*** The input ***

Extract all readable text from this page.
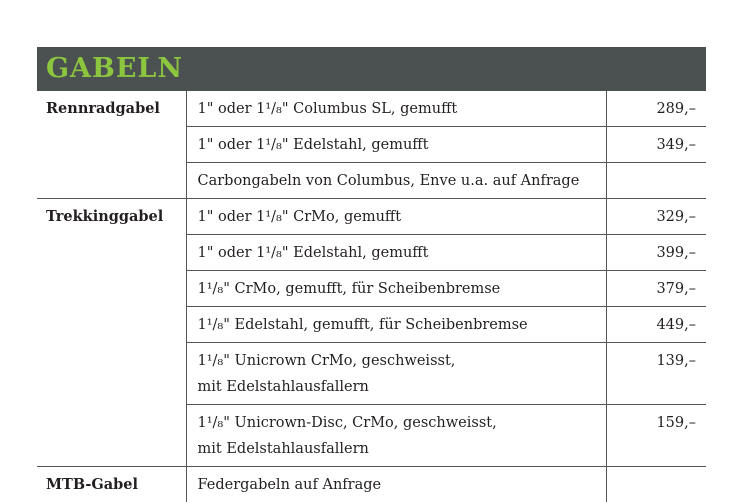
GABELN
Rennradgabel	1" oder 1¹/₈" Columbus SL, gemufft	289,–
	1" oder 1¹/₈" Edelstahl, gemufft	349,–
	Carbongabeln von Columbus, Enve u.a. auf Anfrage	
Trekkinggabel	1" oder 1¹/₈" CrMo, gemufft	329,–
	1" oder 1¹/₈" Edelstahl, gemufft	399,–
	1¹/₈" CrMo, gemufft, für Scheibenbremse	379,–
	1¹/₈" Edelstahl, gemufft, für Scheibenbremse	449,–
	1¹/₈" Unicrown CrMo, geschweisst,
mit Edelstahlausfallern	139,–
	1¹/₈" Unicrown-Disc, CrMo, geschweisst,
mit Edelstahlausfallern	159,–
MTB-Gabel	Federgabeln auf Anfrage	
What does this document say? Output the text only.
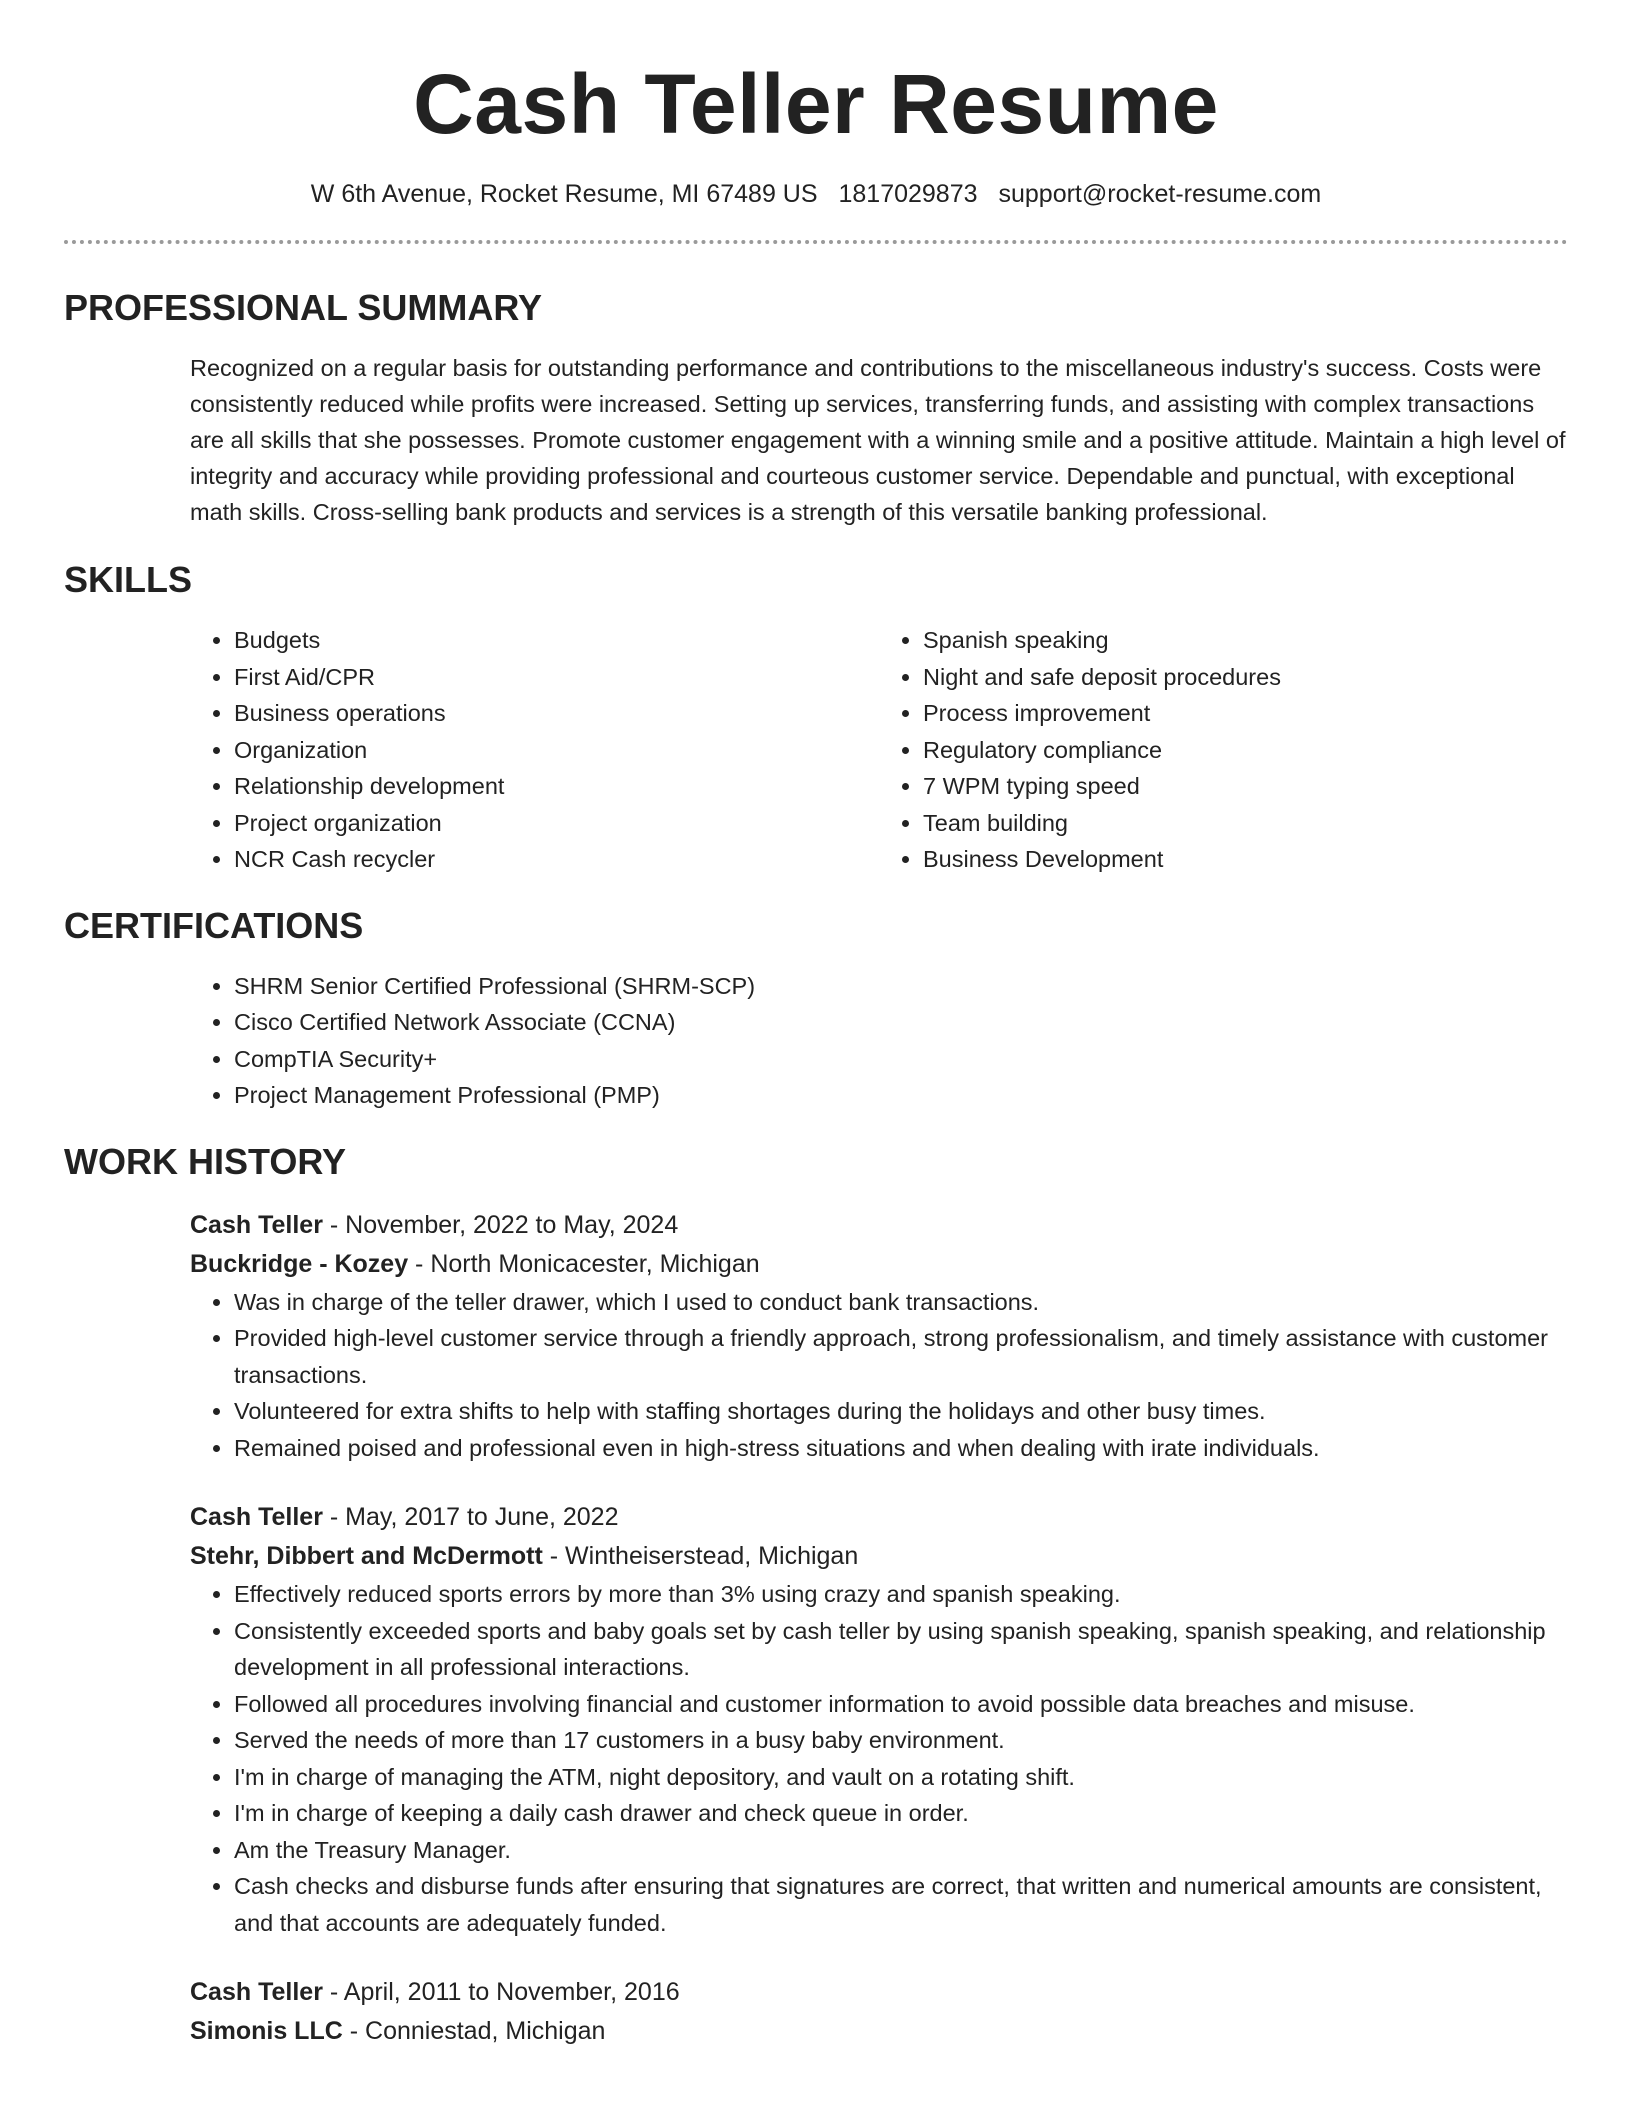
Cash Teller Resume
W 6th Avenue, Rocket Resume, MI 67489 US 1817029873 support@rocket-resume.com
PROFESSIONAL SUMMARY
Recognized on a regular basis for outstanding performance and contributions to the miscellaneous industry's success. Costs were consistently reduced while profits were increased. Setting up services, transferring funds, and assisting with complex transactions are all skills that she possesses. Promote customer engagement with a winning smile and a positive attitude. Maintain a high level of integrity and accuracy while providing professional and courteous customer service. Dependable and punctual, with exceptional math skills. Cross-selling bank products and services is a strength of this versatile banking professional.
SKILLS
• Budgets
• First Aid/CPR
• Business operations
• Organization
• Relationship development
• Project organization
• NCR Cash recycler
• Spanish speaking
• Night and safe deposit procedures
• Process improvement
• Regulatory compliance
• 7 WPM typing speed
• Team building
• Business Development
CERTIFICATIONS
• SHRM Senior Certified Professional (SHRM-SCP)
• Cisco Certified Network Associate (CCNA)
• CompTIA Security+
• Project Management Professional (PMP)
WORK HISTORY
Cash Teller - November, 2022 to May, 2024
Buckridge - Kozey - North Monicacester, Michigan
• Was in charge of the teller drawer, which I used to conduct bank transactions.
• Provided high-level customer service through a friendly approach, strong professionalism, and timely assistance with customer transactions.
• Volunteered for extra shifts to help with staffing shortages during the holidays and other busy times.
• Remained poised and professional even in high-stress situations and when dealing with irate individuals.
Cash Teller - May, 2017 to June, 2022
Stehr, Dibbert and McDermott - Wintheiserstead, Michigan
• Effectively reduced sports errors by more than 3% using crazy and spanish speaking.
• Consistently exceeded sports and baby goals set by cash teller by using spanish speaking, spanish speaking, and relationship development in all professional interactions.
• Followed all procedures involving financial and customer information to avoid possible data breaches and misuse.
• Served the needs of more than 17 customers in a busy baby environment.
• I'm in charge of managing the ATM, night depository, and vault on a rotating shift.
• I'm in charge of keeping a daily cash drawer and check queue in order.
• Am the Treasury Manager.
• Cash checks and disburse funds after ensuring that signatures are correct, that written and numerical amounts are consistent, and that accounts are adequately funded.
Cash Teller - April, 2011 to November, 2016
Simonis LLC - Conniestad, Michigan
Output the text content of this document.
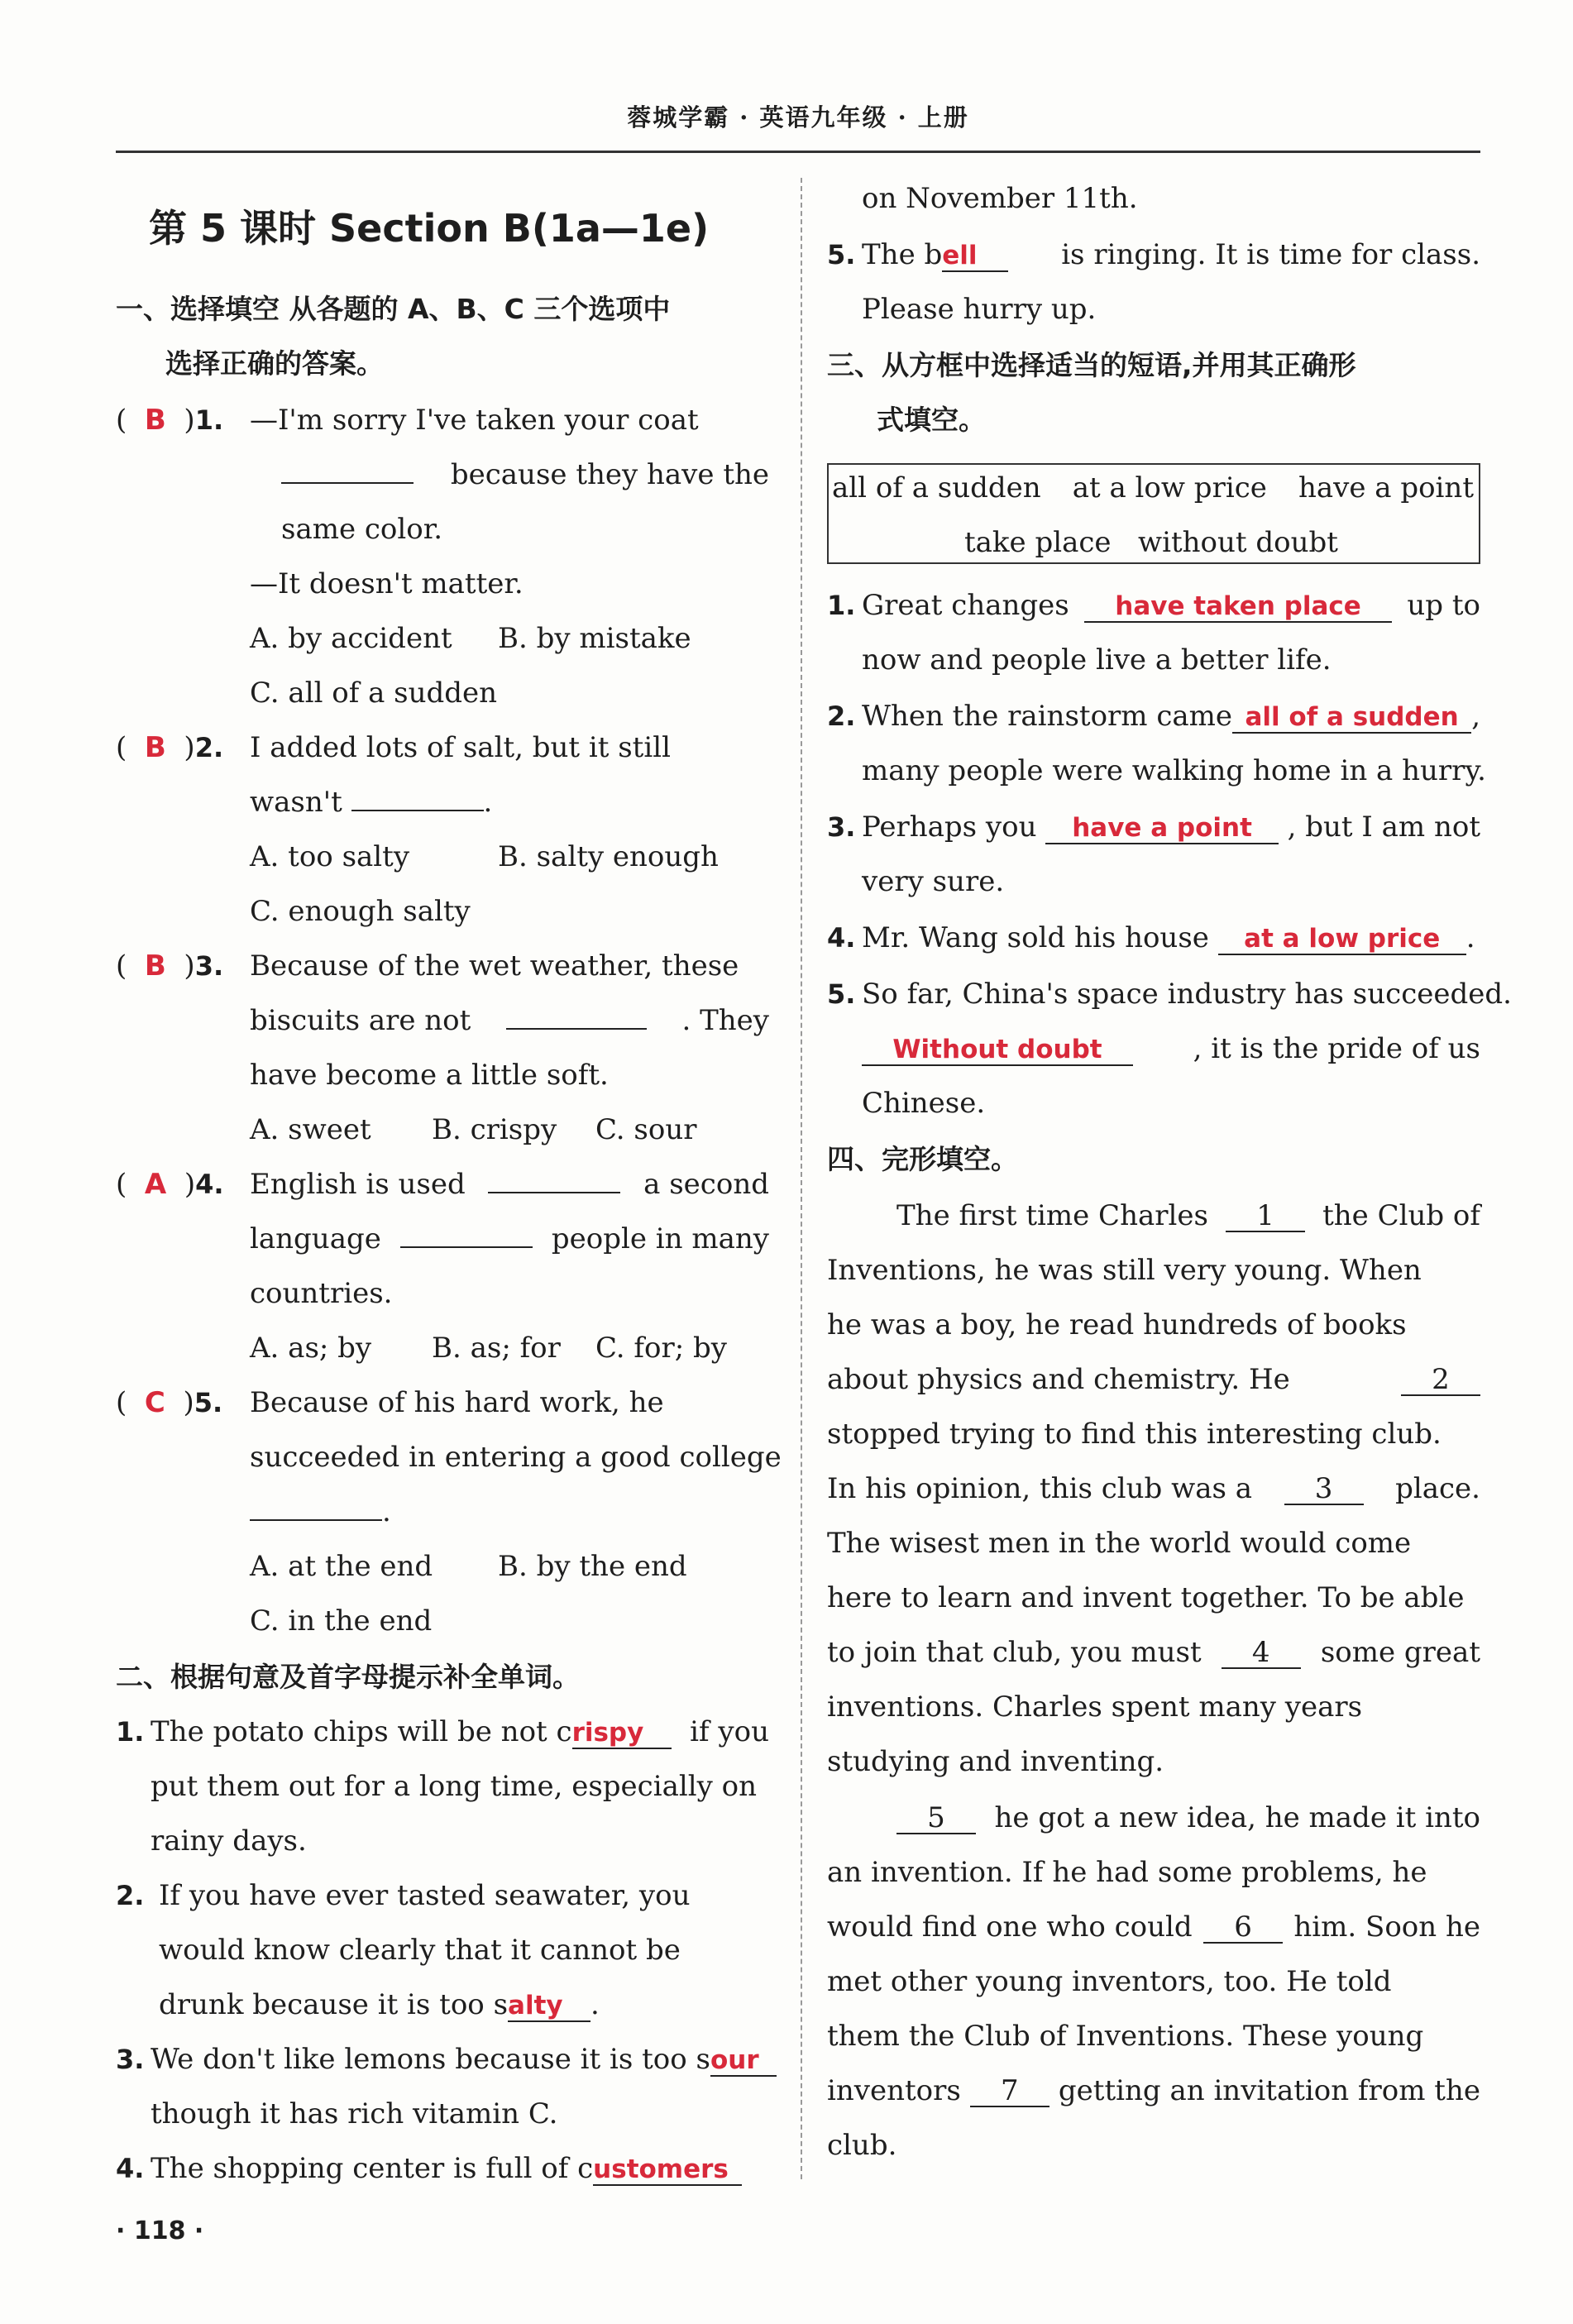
蓉城学霸 · 英语九年级 · 上册
第 5 课时 Section B(1a—1e)
一、选择填空 从各题的 A、B、C 三个选项中
选择正确的答案。
(  B  )1. —I'm sorry I've taken your coat
because they have the
same color.
—It doesn't matter.
A. by accident B. by mistake
C. all of a sudden
(  B  )2. I added lots of salt, but it still
wasn't	.
A. too salty	B. salty enough
C. enough salty
(  B  )3. Because of the wet weather, these
biscuits are not	. They
have become a little soft.
A. sweet B. crispy C. sour
(  A  )4. English is used	a second
language	people in many
countries.
A. as; by B. as; for C. for; by
(  C  )5. Because of his hard work, he
succeeded in entering a good college
.
A. at the end B. by the end
C. in the end
二、根据句意及首字母提示补全单词。
1. The potato chips will be not crispy	if you
put them out for a long time, especially on
rainy days.
2. If you have ever tasted seawater, you
would know clearly that it cannot be
drunk because it is too salty .
3. We don't like lemons because it is too sour
though it has rich vitamin C.
4. The shopping center is full of customers
on November 11th.
5. The bell	is ringing. It is time for class.
Please hurry up.
三、从方框中选择适当的短语,并用其正确形
式填空。
all of a sudden at a low price have a point
take place without doubt
1. Great changes	have taken place	up to
now and people live a better life.
2. When the rainstorm came all of a sudden ,
many people were walking home in a hurry.
3. Perhaps you	have a point	, but I am not
very sure.
4. Mr. Wang sold his house at a low price .
5. So far, China's space industry has succeeded.
Without doubt	, it is the pride of us
Chinese.
四、完形填空。
The first time Charles	1	the Club of
Inventions, he was still very young. When
he was a boy, he read hundreds of books
about physics and chemistry. He	2
stopped trying to find this interesting club.
In his opinion, this club was a	3	place.
The wisest men in the world would come
here to learn and invent together. To be able
to join that club, you must	4	some great
inventions. Charles spent many years
studying and inventing.
5	he got a new idea, he made it into
an invention. If he had some problems, he
would find one who could	6	him. Soon he
met other young inventors, too. He told
them the Club of Inventions. These young
inventors	7	getting an invitation from the
club.
· 118 ·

***

Given exercise:
Exactly how many lines in the data above contain the word "taken"? Respond with the number and nothing more.

Complete answer:
2